Task description ->
Give the material once more, word for word, without any images.

Provided information ->

=-=-=-=-=

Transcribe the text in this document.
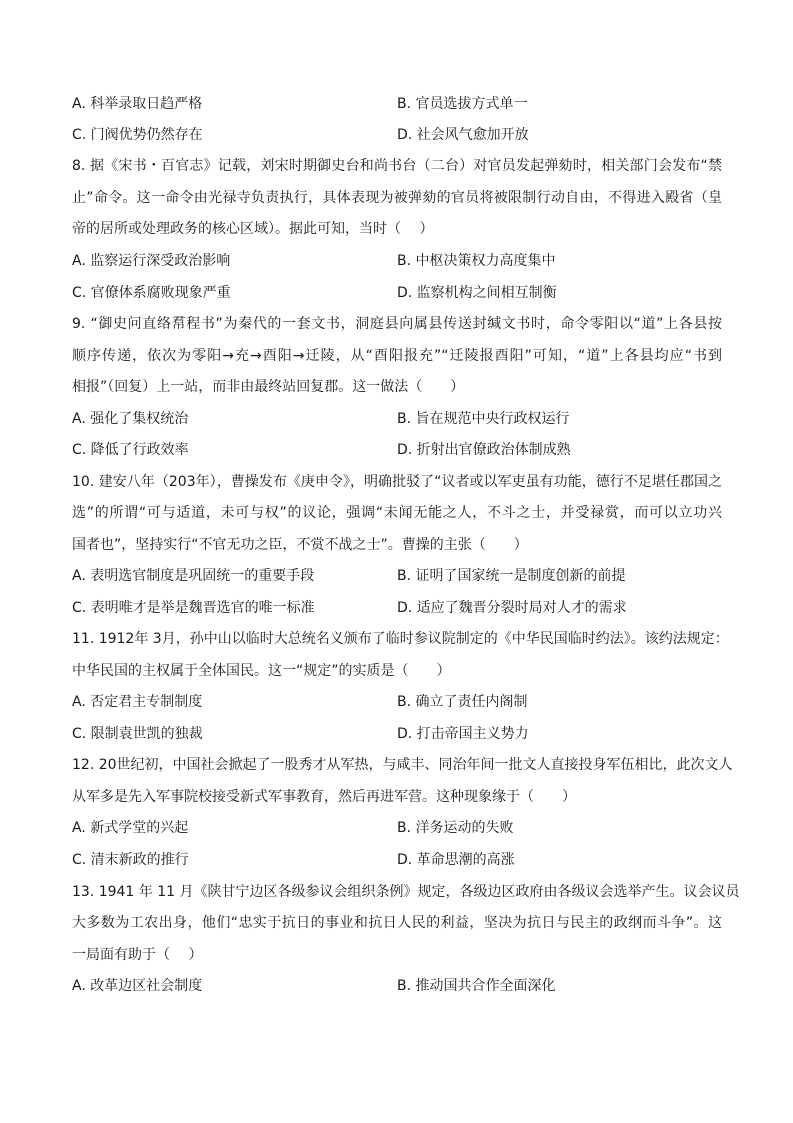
A. 科举录取日趋严格	B. 官员选拔方式单一
C. 门阀优势仍然存在	D. 社会风气愈加开放
8. 据《宋书・百官志》记载，刘宋时期御史台和尚书台（二台）对官员发起弹劾时，相关部门会发布“禁
止”命令。这一命令由光禄寺负责执行，具体表现为被弹劾的官员将被限制行动自由，不得进入殿省（皇
帝的居所或处理政务的核心区域）。据此可知，当时（　 ）
A. 监察运行深受政治影响	B. 中枢决策权力高度集中
C. 官僚体系腐败现象严重	D. 监察机构之间相互制衡
9. “御史问直络帬程书”为秦代的一套文书，洞庭县向属县传送封缄文书时，命令零阳以“道”上各县按
顺序传递，依次为零阳→充→酉阳→迁陵，从“酉阳报充”“迁陵报酉阳”可知，“道”上各县均应“书到
相报”（回复）上一站，而非由最终站回复郡。这一做法（　　）
A. 强化了集权统治	B. 旨在规范中央行政权运行
C. 降低了行政效率	D. 折射出官僚政治体制成熟
10. 建安八年（203年），曹操发布《庚申令》，明确批驳了“议者或以军吏虽有功能，德行不足堪任郡国之
选”的所谓“可与适道，未可与权”的议论，强调“未闻无能之人，不斗之士，并受禄赏，而可以立功兴
国者也”，坚持实行“不官无功之臣，不赏不战之士”。曹操的主张（　　）
A. 表明选官制度是巩固统一的重要手段	B. 证明了国家统一是制度创新的前提
C. 表明唯才是举是魏晋选官的唯一标准	D. 适应了魏晋分裂时局对人才的需求
11. 1912年 3月，孙中山以临时大总统名义颁布了临时参议院制定的《中华民国临时约法》。该约法规定：
中华民国的主权属于全体国民。这一“规定”的实质是（　　）
A. 否定君主专制制度	B. 确立了责任内阁制
C. 限制袁世凯的独裁	D. 打击帝国主义势力
12. 20世纪初，中国社会掀起了一股秀才从军热，与咸丰、同治年间一批文人直接投身军伍相比，此次文人
从军多是先入军事院校接受新式军事教育，然后再进军营。这种现象缘于（　　）
A. 新式学堂的兴起	B. 洋务运动的失败
C. 清末新政的推行	D. 革命思潮的高涨
13. 1941 年 11 月《陕甘宁边区各级参议会组织条例》规定，各级边区政府由各级议会选举产生。议会议员
大多数为工农出身，他们“忠实于抗日的事业和抗日人民的利益，坚决为抗日与民主的政纲而斗争”。这
一局面有助于（　 ）
A. 改革边区社会制度	B. 推动国共合作全面深化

=-=-=-=-=

Answer to this exercise ->
Transcribe the text in this document.
A. 科举录取日趋严格	B. 官员选拔方式单一
C. 门阀优势仍然存在	D. 社会风气愈加开放
8. 据《宋书・百官志》记载，刘宋时期御史台和尚书台（二台）对官员发起弹劾时，相关部门会发布“禁
止”命令。这一命令由光禄寺负责执行，具体表现为被弹劾的官员将被限制行动自由，不得进入殿省（皇
帝的居所或处理政务的核心区域）。据此可知，当时（　 ）
A. 监察运行深受政治影响	B. 中枢决策权力高度集中
C. 官僚体系腐败现象严重	D. 监察机构之间相互制衡
9. “御史问直络帬程书”为秦代的一套文书，洞庭县向属县传送封缄文书时，命令零阳以“道”上各县按
顺序传递，依次为零阳→充→酉阳→迁陵，从“酉阳报充”“迁陵报酉阳”可知，“道”上各县均应“书到
相报”（回复）上一站，而非由最终站回复郡。这一做法（　　）
A. 强化了集权统治	B. 旨在规范中央行政权运行
C. 降低了行政效率	D. 折射出官僚政治体制成熟
10. 建安八年（203年），曹操发布《庚申令》，明确批驳了“议者或以军吏虽有功能，德行不足堪任郡国之
选”的所谓“可与适道，未可与权”的议论，强调“未闻无能之人，不斗之士，并受禄赏，而可以立功兴
国者也”，坚持实行“不官无功之臣，不赏不战之士”。曹操的主张（　　）
A. 表明选官制度是巩固统一的重要手段	B. 证明了国家统一是制度创新的前提
C. 表明唯才是举是魏晋选官的唯一标准	D. 适应了魏晋分裂时局对人才的需求
11. 1912年 3月，孙中山以临时大总统名义颁布了临时参议院制定的《中华民国临时约法》。该约法规定：
中华民国的主权属于全体国民。这一“规定”的实质是（　　）
A. 否定君主专制制度	B. 确立了责任内阁制
C. 限制袁世凯的独裁	D. 打击帝国主义势力
12. 20世纪初，中国社会掀起了一股秀才从军热，与咸丰、同治年间一批文人直接投身军伍相比，此次文人
从军多是先入军事院校接受新式军事教育，然后再进军营。这种现象缘于（　　）
A. 新式学堂的兴起	B. 洋务运动的失败
C. 清末新政的推行	D. 革命思潮的高涨
13. 1941 年 11 月《陕甘宁边区各级参议会组织条例》规定，各级边区政府由各级议会选举产生。议会议员
大多数为工农出身，他们“忠实于抗日的事业和抗日人民的利益，坚决为抗日与民主的政纲而斗争”。这
一局面有助于（　 ）
A. 改革边区社会制度	B. 推动国共合作全面深化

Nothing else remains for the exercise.